Update the stretch of the records from the line that contains "Localize all elements." through the line that contains "heading: [90, 1290, 548, 1352]" by replacing "body text" with "paragraph text", leaving everything else unchanged. Return only those lines, without the pictures.

## Begin Source data

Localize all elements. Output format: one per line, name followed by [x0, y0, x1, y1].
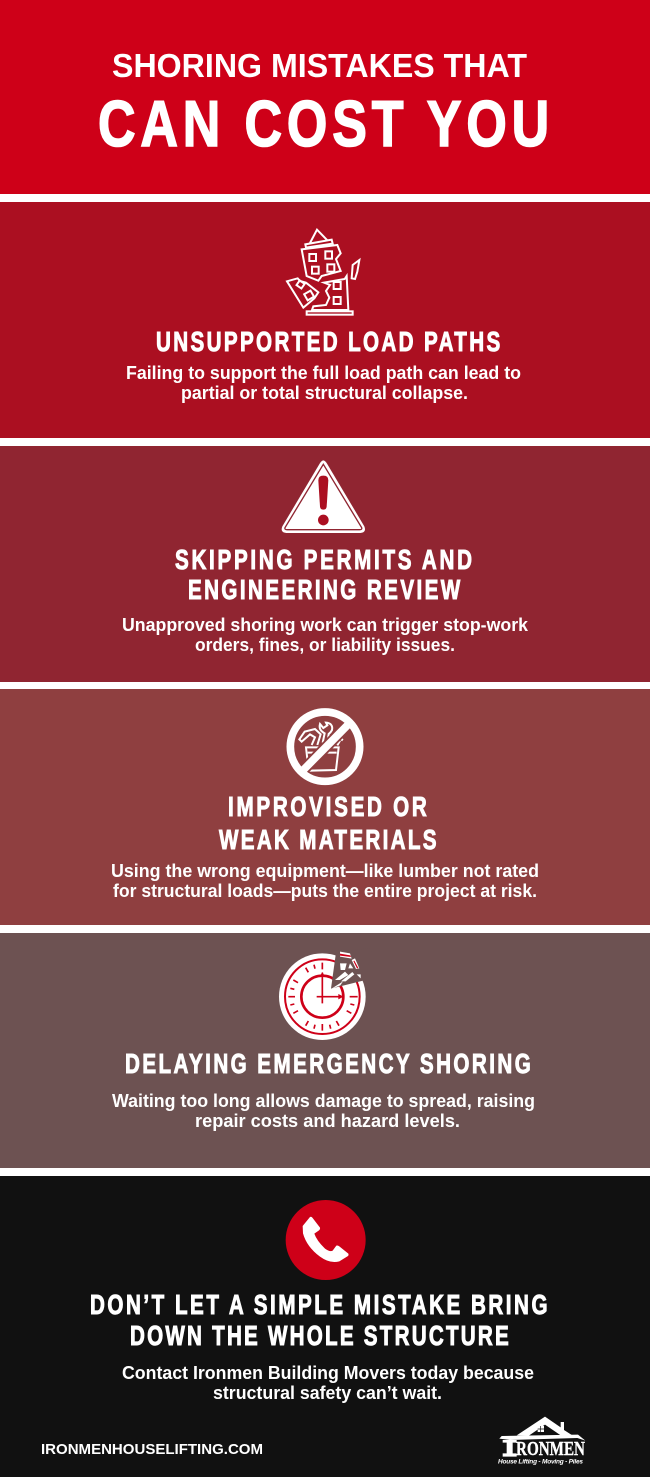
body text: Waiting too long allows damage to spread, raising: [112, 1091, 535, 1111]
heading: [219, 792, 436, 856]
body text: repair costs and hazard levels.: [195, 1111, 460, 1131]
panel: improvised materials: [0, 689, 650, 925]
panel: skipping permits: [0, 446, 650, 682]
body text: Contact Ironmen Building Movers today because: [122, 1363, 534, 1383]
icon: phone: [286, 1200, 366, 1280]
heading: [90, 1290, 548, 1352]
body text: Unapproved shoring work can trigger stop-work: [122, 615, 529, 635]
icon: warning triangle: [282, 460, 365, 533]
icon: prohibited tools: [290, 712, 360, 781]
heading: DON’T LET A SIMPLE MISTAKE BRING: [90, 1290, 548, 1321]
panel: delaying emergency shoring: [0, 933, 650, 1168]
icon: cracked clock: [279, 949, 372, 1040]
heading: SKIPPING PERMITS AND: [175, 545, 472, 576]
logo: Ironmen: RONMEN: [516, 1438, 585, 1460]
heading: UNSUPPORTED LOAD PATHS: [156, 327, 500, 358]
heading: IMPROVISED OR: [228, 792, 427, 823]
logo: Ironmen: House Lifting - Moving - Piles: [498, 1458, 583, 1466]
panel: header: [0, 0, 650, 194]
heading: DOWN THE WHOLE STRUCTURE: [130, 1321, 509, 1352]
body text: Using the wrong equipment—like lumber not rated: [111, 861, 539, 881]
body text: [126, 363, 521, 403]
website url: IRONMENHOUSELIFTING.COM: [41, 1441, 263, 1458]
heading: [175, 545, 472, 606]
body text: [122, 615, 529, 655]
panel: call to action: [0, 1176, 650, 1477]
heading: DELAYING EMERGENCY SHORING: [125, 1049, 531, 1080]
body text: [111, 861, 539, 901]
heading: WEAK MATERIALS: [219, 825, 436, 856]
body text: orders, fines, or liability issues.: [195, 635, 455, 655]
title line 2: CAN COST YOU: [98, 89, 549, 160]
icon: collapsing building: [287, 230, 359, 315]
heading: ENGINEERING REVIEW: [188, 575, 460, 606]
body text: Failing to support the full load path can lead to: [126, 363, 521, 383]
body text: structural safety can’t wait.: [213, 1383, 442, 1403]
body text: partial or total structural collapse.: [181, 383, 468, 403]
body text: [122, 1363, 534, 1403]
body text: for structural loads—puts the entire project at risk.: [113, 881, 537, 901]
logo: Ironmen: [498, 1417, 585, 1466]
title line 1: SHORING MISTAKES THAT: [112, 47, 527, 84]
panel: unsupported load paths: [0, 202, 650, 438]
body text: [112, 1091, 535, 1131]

## End Source data
## Begin Source data

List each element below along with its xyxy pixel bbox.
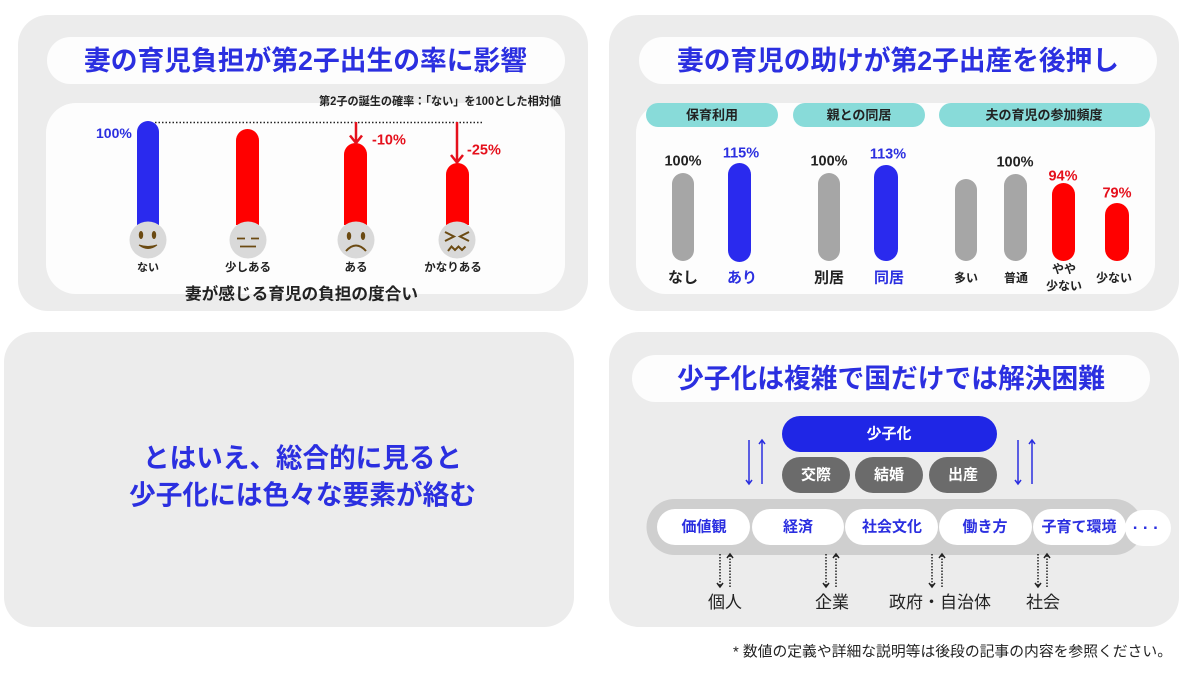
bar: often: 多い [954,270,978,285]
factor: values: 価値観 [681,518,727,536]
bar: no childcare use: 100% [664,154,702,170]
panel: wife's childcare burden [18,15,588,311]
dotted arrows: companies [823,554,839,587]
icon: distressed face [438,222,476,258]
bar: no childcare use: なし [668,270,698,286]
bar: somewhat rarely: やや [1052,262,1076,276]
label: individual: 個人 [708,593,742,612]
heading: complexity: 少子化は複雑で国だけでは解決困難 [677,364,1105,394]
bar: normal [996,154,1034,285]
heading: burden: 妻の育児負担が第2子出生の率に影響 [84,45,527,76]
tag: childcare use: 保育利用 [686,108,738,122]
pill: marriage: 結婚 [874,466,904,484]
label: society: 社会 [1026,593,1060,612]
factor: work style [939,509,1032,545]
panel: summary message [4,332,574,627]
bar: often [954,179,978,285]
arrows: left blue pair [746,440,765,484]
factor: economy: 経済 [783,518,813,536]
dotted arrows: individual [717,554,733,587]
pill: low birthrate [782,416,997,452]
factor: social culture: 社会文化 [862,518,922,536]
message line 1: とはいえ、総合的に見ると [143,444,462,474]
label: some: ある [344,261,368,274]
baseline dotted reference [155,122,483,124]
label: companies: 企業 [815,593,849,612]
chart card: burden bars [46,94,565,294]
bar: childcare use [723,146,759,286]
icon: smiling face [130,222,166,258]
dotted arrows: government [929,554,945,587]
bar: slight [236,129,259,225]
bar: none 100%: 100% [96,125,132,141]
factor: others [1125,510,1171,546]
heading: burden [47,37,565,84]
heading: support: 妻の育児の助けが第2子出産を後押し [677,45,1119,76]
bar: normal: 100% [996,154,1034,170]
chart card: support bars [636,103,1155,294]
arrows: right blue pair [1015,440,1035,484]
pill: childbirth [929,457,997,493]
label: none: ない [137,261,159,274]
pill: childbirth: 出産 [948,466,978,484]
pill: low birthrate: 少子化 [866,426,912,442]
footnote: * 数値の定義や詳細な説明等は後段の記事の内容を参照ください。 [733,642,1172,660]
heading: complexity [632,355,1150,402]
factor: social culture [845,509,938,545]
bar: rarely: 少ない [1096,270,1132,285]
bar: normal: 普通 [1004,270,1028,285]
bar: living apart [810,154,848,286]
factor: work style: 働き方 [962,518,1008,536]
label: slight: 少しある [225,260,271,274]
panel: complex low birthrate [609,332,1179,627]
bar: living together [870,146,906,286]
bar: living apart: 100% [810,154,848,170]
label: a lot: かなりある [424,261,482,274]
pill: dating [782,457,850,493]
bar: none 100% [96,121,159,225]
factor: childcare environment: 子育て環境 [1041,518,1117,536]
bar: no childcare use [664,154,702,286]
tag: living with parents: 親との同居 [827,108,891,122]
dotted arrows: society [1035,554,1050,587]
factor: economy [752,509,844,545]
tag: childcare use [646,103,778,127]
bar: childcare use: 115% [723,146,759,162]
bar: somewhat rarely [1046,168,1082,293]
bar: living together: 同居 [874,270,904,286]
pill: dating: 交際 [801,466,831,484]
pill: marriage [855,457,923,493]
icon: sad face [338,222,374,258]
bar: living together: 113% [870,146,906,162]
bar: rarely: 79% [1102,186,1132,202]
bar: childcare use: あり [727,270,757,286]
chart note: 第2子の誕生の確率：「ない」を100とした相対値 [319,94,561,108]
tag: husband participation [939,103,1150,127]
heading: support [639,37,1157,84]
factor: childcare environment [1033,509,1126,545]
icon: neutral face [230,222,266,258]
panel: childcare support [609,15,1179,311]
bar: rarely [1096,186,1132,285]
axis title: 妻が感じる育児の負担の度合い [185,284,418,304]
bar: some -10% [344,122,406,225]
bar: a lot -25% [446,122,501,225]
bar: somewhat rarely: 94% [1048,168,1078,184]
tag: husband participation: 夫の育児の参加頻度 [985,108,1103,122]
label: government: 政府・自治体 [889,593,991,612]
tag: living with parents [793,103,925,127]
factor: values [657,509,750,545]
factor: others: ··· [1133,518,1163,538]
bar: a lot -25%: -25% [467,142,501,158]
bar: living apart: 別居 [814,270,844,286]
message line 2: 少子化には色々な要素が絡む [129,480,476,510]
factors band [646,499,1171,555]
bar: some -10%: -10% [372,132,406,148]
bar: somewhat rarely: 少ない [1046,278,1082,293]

## End Source data
## Begin Source data

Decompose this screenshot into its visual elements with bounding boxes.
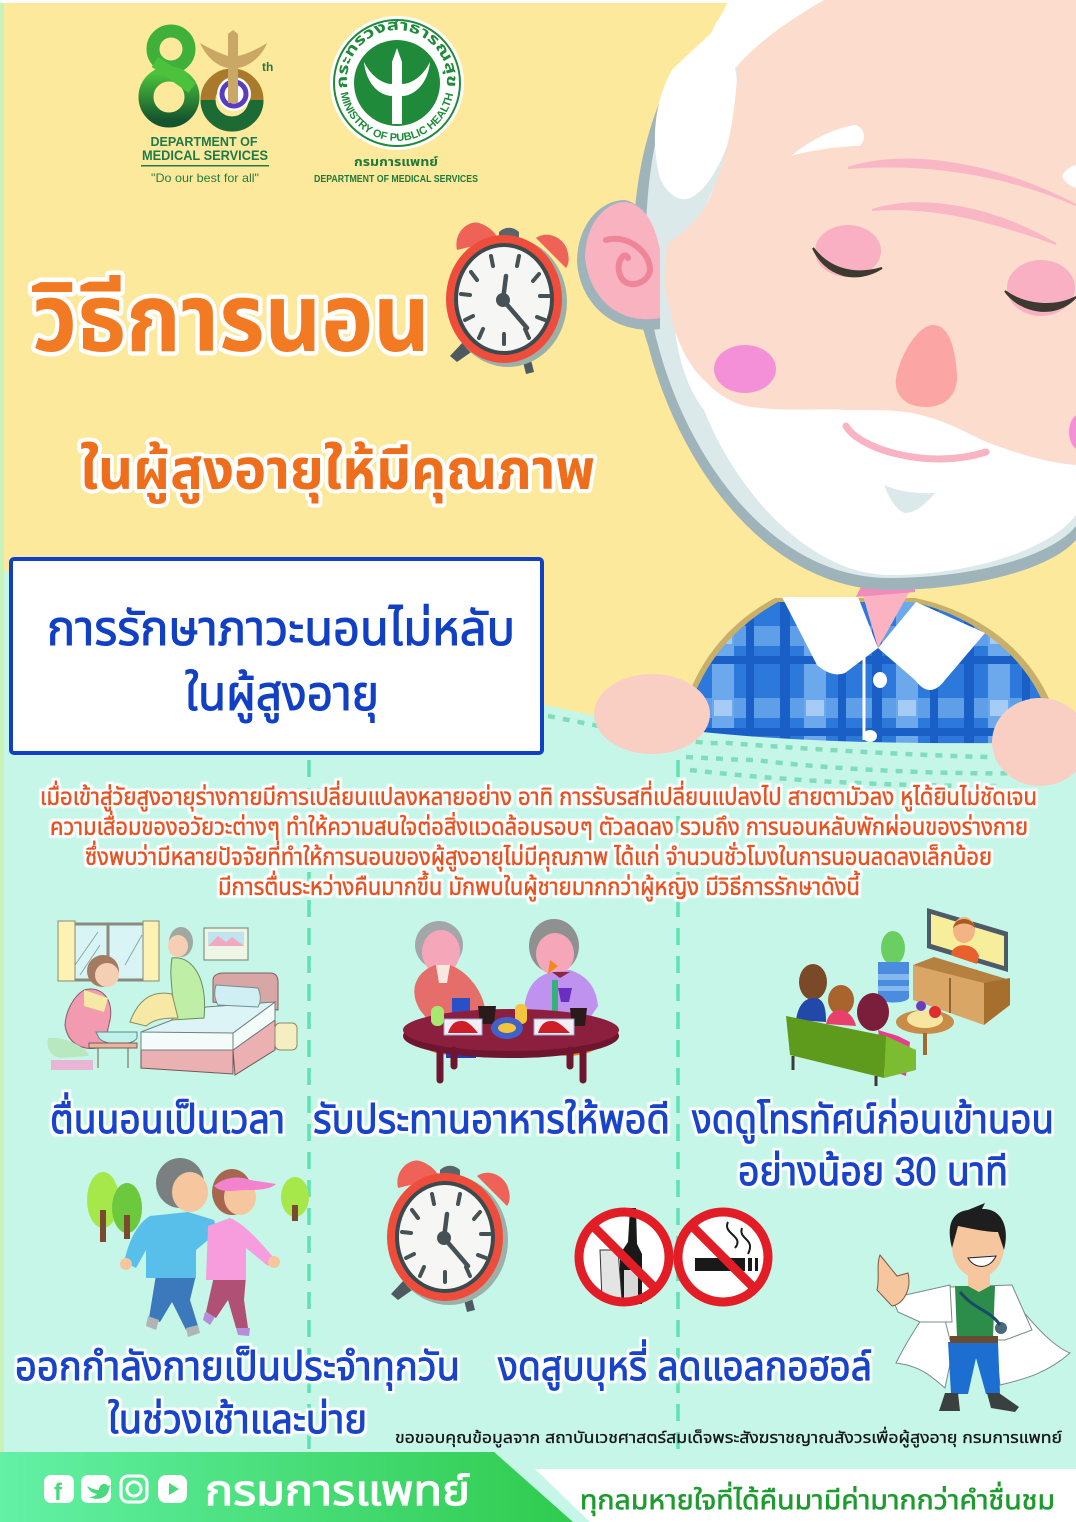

## End Source data

● **Full answer**
Localize all elements. Output format: one per line, name followed by [x0, y0, x1, y1].
paragraph text: Waiting too long allows damage to spread, raising: [112, 1091, 535, 1111]
heading: [219, 792, 436, 856]
paragraph text: repair costs and hazard levels.: [195, 1111, 460, 1131]
panel: improvised materials: [0, 689, 650, 925]
panel: skipping permits: [0, 446, 650, 682]
paragraph text: Contact Ironmen Building Movers today because: [122, 1363, 534, 1383]
icon: phone: [286, 1200, 366, 1280]
heading: [90, 1290, 548, 1352]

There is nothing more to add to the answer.